Transcribe all of the material exactly.
⟨
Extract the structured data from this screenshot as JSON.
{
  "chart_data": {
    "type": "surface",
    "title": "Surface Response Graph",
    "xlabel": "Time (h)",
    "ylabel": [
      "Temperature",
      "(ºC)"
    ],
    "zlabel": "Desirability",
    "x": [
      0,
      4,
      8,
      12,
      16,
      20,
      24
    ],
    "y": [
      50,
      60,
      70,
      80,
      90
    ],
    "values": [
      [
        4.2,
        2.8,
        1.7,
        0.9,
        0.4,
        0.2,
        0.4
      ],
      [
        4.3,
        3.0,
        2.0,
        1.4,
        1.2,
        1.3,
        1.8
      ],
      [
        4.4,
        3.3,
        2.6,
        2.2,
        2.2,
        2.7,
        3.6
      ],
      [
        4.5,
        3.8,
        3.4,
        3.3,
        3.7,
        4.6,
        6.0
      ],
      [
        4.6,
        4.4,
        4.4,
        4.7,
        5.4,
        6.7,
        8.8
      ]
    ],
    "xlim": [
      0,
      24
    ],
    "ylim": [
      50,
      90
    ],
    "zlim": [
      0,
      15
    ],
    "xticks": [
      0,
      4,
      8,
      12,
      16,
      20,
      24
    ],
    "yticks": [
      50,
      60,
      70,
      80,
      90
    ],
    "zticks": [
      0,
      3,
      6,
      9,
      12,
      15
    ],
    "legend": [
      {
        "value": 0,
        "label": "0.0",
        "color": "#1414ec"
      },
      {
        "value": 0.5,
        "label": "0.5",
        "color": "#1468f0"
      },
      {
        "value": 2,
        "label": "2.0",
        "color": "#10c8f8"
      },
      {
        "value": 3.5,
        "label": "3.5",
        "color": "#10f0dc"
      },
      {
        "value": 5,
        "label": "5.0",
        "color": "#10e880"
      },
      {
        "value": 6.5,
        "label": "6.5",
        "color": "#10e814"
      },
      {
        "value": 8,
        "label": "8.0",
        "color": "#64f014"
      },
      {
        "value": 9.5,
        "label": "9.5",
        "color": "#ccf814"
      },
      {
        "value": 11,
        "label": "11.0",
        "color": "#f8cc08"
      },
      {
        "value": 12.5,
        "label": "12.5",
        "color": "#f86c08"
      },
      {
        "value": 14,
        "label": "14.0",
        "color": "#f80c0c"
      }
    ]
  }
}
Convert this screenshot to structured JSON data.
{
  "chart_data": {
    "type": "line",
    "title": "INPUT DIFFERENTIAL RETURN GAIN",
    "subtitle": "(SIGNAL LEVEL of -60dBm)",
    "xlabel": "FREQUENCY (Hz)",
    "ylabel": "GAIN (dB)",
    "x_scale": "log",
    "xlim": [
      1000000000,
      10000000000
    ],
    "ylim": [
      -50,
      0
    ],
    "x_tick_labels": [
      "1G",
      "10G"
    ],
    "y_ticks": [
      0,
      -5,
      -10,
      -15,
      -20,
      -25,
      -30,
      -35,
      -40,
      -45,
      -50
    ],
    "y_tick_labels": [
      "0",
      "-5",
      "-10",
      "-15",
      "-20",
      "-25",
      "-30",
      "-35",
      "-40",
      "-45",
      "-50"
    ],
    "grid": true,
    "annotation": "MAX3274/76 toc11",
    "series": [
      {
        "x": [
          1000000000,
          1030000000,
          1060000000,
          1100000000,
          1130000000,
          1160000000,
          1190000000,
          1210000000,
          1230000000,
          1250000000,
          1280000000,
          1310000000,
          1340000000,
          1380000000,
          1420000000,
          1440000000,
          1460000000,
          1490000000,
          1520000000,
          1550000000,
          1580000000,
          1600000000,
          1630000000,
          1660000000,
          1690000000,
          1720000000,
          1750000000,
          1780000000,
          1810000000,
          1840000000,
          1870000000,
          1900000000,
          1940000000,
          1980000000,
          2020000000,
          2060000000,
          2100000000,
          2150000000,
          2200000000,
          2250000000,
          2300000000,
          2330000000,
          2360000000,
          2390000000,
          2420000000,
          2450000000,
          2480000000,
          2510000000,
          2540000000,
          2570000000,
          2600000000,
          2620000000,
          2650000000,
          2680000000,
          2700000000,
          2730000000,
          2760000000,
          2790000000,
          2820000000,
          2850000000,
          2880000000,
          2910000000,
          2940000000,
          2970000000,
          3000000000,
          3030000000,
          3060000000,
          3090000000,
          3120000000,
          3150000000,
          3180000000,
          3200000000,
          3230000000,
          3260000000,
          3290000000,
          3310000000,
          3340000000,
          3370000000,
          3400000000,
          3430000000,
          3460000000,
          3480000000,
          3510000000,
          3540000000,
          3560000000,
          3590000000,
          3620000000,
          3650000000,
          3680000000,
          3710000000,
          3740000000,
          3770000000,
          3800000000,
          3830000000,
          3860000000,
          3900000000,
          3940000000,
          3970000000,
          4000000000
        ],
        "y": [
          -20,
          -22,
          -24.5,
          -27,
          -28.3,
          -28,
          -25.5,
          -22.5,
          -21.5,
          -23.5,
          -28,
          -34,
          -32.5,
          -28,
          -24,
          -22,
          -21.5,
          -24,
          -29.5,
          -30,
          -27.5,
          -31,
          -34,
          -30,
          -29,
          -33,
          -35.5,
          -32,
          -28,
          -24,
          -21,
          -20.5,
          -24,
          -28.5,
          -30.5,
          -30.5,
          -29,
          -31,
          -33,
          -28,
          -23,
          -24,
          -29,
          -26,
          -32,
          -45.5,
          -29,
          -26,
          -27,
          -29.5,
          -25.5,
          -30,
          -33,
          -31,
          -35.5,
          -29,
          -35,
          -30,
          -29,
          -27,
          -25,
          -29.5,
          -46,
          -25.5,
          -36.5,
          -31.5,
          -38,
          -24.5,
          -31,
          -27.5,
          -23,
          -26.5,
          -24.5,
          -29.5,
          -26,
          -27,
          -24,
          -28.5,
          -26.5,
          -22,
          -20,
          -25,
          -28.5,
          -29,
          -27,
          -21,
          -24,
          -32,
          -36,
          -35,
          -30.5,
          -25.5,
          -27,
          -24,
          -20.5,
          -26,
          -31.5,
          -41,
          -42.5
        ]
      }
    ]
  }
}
⟩
▶ [EXERCISE OUTPUT]:
Extract the structured data from this screenshot as JSON.
{
  "chart_data": {
    "type": "surface",
    "title": "Surface Response Graph",
    "xlabel": "Time (h)",
    "ylabel": [
      "Temperature",
      "(ºC)"
    ],
    "zlabel": "Desirability",
    "x": [
      0,
      4,
      8,
      12,
      16,
      20,
      24
    ],
    "y": [
      50,
      60,
      70,
      80,
      90
    ],
    "values": [
      [
        4.2,
        2.8,
        1.7,
        0.9,
        0.4,
        0.2,
        0.4
      ],
      [
        4.3,
        3.0,
        2.0,
        1.4,
        1.2,
        1.3,
        1.8
      ],
      [
        4.4,
        3.3,
        2.6,
        2.2,
        2.2,
        2.7,
        3.6
      ],
      [
        4.5,
        3.8,
        3.4,
        3.3,
        3.7,
        4.6,
        6.0
      ],
      [
        4.6,
        4.4,
        4.4,
        4.7,
        5.4,
        6.7,
        8.8
      ]
    ],
    "xlim": [
      0,
      24
    ],
    "ylim": [
      50,
      90
    ],
    "zlim": [
      0,
      15
    ],
    "xticks": [
      0,
      4,
      8,
      12,
      16,
      20,
      24
    ],
    "yticks": [
      50,
      60,
      70,
      80,
      90
    ],
    "zticks": [
      0,
      3,
      6,
      9,
      12,
      15
    ],
    "legend": [
      {
        "value": 0,
        "label": "0.0",
        "color": "#1414ec"
      },
      {
        "value": 0.5,
        "label": "0.5",
        "color": "#1468f0"
      },
      {
        "value": 2,
        "label": "2.0",
        "color": "#10c8f8"
      },
      {
        "value": 3.5,
        "label": "3.5",
        "color": "#10f0dc"
      },
      {
        "value": 5,
        "label": "5.0",
        "color": "#10e880"
      },
      {
        "value": 6.5,
        "label": "6.5",
        "color": "#10e814"
      },
      {
        "value": 8,
        "label": "8.0",
        "color": "#64f014"
      },
      {
        "value": 9.5,
        "label": "9.5",
        "color": "#ccf814"
      },
      {
        "value": 11,
        "label": "11.0",
        "color": "#f8cc08"
      },
      {
        "value": 12.5,
        "label": "12.5",
        "color": "#f86c08"
      },
      {
        "value": 14,
        "label": "14.0",
        "color": "#f80c0c"
      }
    ]
  }
}
Convert this screenshot to structured JSON data.
{
  "chart_data": {
    "type": "line",
    "title": "INPUT DIFFERENTIAL RETURN GAIN",
    "subtitle": "(SIGNAL LEVEL of -60dBm)",
    "xlabel": "FREQUENCY (Hz)",
    "ylabel": "GAIN (dB)",
    "x_scale": "log",
    "xlim": [
      1000000000,
      10000000000
    ],
    "ylim": [
      -50,
      0
    ],
    "x_tick_labels": [
      "1G",
      "10G"
    ],
    "y_ticks": [
      0,
      -5,
      -10,
      -15,
      -20,
      -25,
      -30,
      -35,
      -40,
      -45,
      -50
    ],
    "y_tick_labels": [
      "0",
      "-5",
      "-10",
      "-15",
      "-20",
      "-25",
      "-30",
      "-35",
      "-40",
      "-45",
      "-50"
    ],
    "grid": true,
    "annotation": "MAX3274/76 toc11",
    "series": [
      {
        "x": [
          1000000000,
          1030000000,
          1060000000,
          1100000000,
          1130000000,
          1160000000,
          1190000000,
          1210000000,
          1230000000,
          1250000000,
          1280000000,
          1310000000,
          1340000000,
          1380000000,
          1420000000,
          1440000000,
          1460000000,
          1490000000,
          1520000000,
          1550000000,
          1580000000,
          1600000000,
          1630000000,
          1660000000,
          1690000000,
          1720000000,
          1750000000,
          1780000000,
          1810000000,
          1840000000,
          1870000000,
          1900000000,
          1940000000,
          1980000000,
          2020000000,
          2060000000,
          2100000000,
          2150000000,
          2200000000,
          2250000000,
          2300000000,
          2330000000,
          2360000000,
          2390000000,
          2420000000,
          2450000000,
          2480000000,
          2510000000,
          2540000000,
          2570000000,
          2600000000,
          2620000000,
          2650000000,
          2680000000,
          2700000000,
          2730000000,
          2760000000,
          2790000000,
          2820000000,
          2850000000,
          2880000000,
          2910000000,
          2940000000,
          2970000000,
          3000000000,
          3030000000,
          3060000000,
          3090000000,
          3120000000,
          3150000000,
          3180000000,
          3200000000,
          3230000000,
          3260000000,
          3290000000,
          3310000000,
          3340000000,
          3370000000,
          3400000000,
          3430000000,
          3460000000,
          3480000000,
          3510000000,
          3540000000,
          3560000000,
          3590000000,
          3620000000,
          3650000000,
          3680000000,
          3710000000,
          3740000000,
          3770000000,
          3800000000,
          3830000000,
          3860000000,
          3900000000,
          3940000000,
          3970000000,
          4000000000
        ],
        "y": [
          -20,
          -22,
          -24.5,
          -27,
          -28.3,
          -28,
          -25.5,
          -22.5,
          -21.5,
          -23.5,
          -28,
          -34,
          -32.5,
          -28,
          -24,
          -22,
          -21.5,
          -24,
          -29.5,
          -30,
          -27.5,
          -31,
          -34,
          -30,
          -29,
          -33,
          -35.5,
          -32,
          -28,
          -24,
          -21,
          -20.5,
          -24,
          -28.5,
          -30.5,
          -30.5,
          -29,
          -31,
          -33,
          -28,
          -23,
          -24,
          -29,
          -26,
          -32,
          -45.5,
          -29,
          -26,
          -27,
          -29.5,
          -25.5,
          -30,
          -33,
          -31,
          -35.5,
          -29,
          -35,
          -30,
          -29,
          -27,
          -25,
          -29.5,
          -46,
          -25.5,
          -36.5,
          -31.5,
          -38,
          -24.5,
          -31,
          -27.5,
          -23,
          -26.5,
          -24.5,
          -29.5,
          -26,
          -27,
          -24,
          -28.5,
          -26.5,
          -22,
          -20,
          -25,
          -28.5,
          -29,
          -27,
          -21,
          -24,
          -32,
          -36,
          -35,
          -30.5,
          -25.5,
          -27,
          -24,
          -20.5,
          -26,
          -31.5,
          -41,
          -42.5
        ]
      }
    ]
  }
}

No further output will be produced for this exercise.